• **Records for this exercise**
■ ■ ■ ■ ■ ■ ■

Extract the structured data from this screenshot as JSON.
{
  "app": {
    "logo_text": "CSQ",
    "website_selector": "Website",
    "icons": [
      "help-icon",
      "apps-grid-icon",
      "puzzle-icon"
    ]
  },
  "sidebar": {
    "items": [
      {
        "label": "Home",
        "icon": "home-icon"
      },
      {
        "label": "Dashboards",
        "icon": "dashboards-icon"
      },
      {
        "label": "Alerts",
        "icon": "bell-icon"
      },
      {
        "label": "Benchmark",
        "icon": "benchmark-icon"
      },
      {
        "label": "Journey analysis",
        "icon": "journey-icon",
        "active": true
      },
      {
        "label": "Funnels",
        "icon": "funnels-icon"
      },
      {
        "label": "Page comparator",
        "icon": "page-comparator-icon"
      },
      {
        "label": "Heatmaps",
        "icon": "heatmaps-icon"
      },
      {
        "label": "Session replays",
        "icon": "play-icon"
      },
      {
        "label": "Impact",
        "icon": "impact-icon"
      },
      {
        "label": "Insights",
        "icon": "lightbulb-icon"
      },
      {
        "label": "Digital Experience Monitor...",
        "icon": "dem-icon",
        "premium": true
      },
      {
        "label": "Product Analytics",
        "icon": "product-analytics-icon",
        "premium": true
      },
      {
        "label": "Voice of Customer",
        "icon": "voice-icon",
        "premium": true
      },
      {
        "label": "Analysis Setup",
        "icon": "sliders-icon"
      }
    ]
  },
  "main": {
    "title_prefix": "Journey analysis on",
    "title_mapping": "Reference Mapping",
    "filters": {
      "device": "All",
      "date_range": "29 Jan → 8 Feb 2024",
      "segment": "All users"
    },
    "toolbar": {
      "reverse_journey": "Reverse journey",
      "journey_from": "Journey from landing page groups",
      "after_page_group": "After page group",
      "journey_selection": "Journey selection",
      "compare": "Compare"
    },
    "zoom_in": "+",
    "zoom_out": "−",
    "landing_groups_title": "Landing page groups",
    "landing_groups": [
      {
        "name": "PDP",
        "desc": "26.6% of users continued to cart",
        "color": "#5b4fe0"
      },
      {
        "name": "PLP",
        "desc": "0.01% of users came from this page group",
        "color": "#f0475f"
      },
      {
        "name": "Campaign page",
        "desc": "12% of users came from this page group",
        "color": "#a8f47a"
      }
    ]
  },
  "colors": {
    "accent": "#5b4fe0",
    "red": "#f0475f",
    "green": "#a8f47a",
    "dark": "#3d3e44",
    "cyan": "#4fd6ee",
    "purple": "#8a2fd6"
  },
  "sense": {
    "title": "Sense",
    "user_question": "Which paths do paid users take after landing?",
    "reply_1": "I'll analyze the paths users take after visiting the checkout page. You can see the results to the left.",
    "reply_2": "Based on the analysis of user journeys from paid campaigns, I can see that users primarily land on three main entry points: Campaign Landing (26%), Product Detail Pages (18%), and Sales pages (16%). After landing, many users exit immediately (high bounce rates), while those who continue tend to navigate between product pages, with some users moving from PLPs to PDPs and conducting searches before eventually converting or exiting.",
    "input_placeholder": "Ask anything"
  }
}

■ ■ ■ ■ ■ ■ ■

Pull out all lines in the data above that include "main".

  "main": {
    "reply_2": "Based on the analysis of user journeys from paid campaigns, I can see that users primarily land on three main entry points: Campaign Landing (26%), Product Detail Pages (18%), and Sales pages (16%). After landing, many users exit immediately (high bounce rates), while those who continue tend to navigate between product pages, with some users moving from PLPs to PDPs and conducting searches before eventually converting or exiting.",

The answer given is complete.